Can you copy the material word for word, from its first line through the line containing "726, 796, 765]", with both ends included?

====== DATASET CONTENT ======

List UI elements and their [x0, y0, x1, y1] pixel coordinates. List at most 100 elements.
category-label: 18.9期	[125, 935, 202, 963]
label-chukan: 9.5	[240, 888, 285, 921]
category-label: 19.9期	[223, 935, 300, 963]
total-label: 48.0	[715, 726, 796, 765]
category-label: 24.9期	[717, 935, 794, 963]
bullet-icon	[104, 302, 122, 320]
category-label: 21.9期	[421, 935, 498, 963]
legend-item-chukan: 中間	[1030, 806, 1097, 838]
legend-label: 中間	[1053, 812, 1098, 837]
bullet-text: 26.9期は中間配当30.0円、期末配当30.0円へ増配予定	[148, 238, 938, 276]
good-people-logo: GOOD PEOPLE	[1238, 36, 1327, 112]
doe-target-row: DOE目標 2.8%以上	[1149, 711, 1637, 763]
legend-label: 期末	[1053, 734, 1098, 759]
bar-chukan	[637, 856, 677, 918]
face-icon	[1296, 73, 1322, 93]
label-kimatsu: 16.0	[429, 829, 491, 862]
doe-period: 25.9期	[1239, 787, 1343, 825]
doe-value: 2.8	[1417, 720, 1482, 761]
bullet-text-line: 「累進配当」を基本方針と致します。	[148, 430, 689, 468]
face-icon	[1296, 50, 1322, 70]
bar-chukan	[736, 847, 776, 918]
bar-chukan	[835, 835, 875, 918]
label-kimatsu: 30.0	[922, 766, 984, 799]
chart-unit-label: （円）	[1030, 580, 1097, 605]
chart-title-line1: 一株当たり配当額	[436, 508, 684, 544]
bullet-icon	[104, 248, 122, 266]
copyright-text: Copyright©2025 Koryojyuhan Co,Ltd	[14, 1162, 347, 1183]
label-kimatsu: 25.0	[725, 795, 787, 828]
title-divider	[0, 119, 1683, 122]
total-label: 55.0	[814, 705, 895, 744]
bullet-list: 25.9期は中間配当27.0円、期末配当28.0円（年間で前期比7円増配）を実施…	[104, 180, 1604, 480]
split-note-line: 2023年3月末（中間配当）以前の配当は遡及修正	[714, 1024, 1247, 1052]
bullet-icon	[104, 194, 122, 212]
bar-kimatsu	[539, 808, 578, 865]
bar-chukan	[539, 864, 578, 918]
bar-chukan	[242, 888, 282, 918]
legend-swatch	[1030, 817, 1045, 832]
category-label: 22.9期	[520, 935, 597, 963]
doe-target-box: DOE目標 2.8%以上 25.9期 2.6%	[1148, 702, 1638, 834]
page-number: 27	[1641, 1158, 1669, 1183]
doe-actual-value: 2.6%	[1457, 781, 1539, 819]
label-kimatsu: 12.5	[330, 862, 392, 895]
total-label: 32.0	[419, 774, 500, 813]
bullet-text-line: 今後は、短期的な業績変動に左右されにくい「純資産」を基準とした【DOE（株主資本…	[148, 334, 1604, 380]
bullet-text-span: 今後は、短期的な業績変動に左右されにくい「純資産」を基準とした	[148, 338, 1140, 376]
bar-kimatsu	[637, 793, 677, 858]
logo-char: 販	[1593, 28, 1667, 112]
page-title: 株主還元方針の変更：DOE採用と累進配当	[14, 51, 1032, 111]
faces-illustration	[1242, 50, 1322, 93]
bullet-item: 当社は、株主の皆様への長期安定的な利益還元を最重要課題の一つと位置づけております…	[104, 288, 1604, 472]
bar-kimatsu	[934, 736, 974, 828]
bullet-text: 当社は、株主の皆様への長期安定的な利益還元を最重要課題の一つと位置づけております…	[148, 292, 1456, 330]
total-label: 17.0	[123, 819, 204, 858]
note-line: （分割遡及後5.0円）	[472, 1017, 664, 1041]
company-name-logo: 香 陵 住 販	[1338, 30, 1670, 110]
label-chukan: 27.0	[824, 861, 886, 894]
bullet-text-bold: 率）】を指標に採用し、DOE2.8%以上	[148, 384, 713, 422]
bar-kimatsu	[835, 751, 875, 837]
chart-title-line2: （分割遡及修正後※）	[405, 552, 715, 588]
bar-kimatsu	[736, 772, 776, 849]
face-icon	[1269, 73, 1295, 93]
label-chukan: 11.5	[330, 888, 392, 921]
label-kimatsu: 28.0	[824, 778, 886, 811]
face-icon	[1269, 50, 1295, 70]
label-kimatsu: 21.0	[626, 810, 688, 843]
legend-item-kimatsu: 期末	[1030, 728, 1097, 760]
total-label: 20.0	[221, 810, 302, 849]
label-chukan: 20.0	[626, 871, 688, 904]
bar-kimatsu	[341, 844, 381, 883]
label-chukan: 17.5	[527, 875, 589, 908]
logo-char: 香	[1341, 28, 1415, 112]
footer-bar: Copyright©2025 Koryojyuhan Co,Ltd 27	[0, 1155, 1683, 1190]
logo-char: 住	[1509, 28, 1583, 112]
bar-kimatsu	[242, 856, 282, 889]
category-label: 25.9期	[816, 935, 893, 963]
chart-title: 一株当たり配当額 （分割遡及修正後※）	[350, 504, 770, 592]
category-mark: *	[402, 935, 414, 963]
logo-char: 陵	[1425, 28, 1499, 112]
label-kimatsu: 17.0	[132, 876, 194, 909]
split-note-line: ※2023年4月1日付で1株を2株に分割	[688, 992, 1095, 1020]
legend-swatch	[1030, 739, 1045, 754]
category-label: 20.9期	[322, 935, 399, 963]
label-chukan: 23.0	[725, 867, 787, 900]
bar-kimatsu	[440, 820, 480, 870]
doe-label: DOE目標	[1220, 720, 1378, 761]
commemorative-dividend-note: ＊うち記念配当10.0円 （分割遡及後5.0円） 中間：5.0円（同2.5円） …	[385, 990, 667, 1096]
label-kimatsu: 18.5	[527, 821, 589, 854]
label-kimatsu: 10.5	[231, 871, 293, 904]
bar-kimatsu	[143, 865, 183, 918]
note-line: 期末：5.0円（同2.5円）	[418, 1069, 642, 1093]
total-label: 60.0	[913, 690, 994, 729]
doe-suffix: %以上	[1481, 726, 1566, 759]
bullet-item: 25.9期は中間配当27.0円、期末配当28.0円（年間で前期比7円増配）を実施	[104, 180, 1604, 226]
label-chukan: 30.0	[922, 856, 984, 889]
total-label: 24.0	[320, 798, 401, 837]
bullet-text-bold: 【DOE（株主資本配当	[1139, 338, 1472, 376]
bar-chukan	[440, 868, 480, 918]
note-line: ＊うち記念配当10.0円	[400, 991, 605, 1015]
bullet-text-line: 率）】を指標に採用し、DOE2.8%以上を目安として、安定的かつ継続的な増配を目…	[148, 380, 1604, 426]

======

• RESPONSE:
List UI elements and their [x0, y0, x1, y1] pixel coordinates. List at most 100 elements.
category-label: 18.9期	[125, 935, 202, 963]
label-chukan: 9.5	[240, 888, 285, 921]
category-label: 19.9期	[223, 935, 300, 963]
total-label: 48.0	[715, 726, 796, 765]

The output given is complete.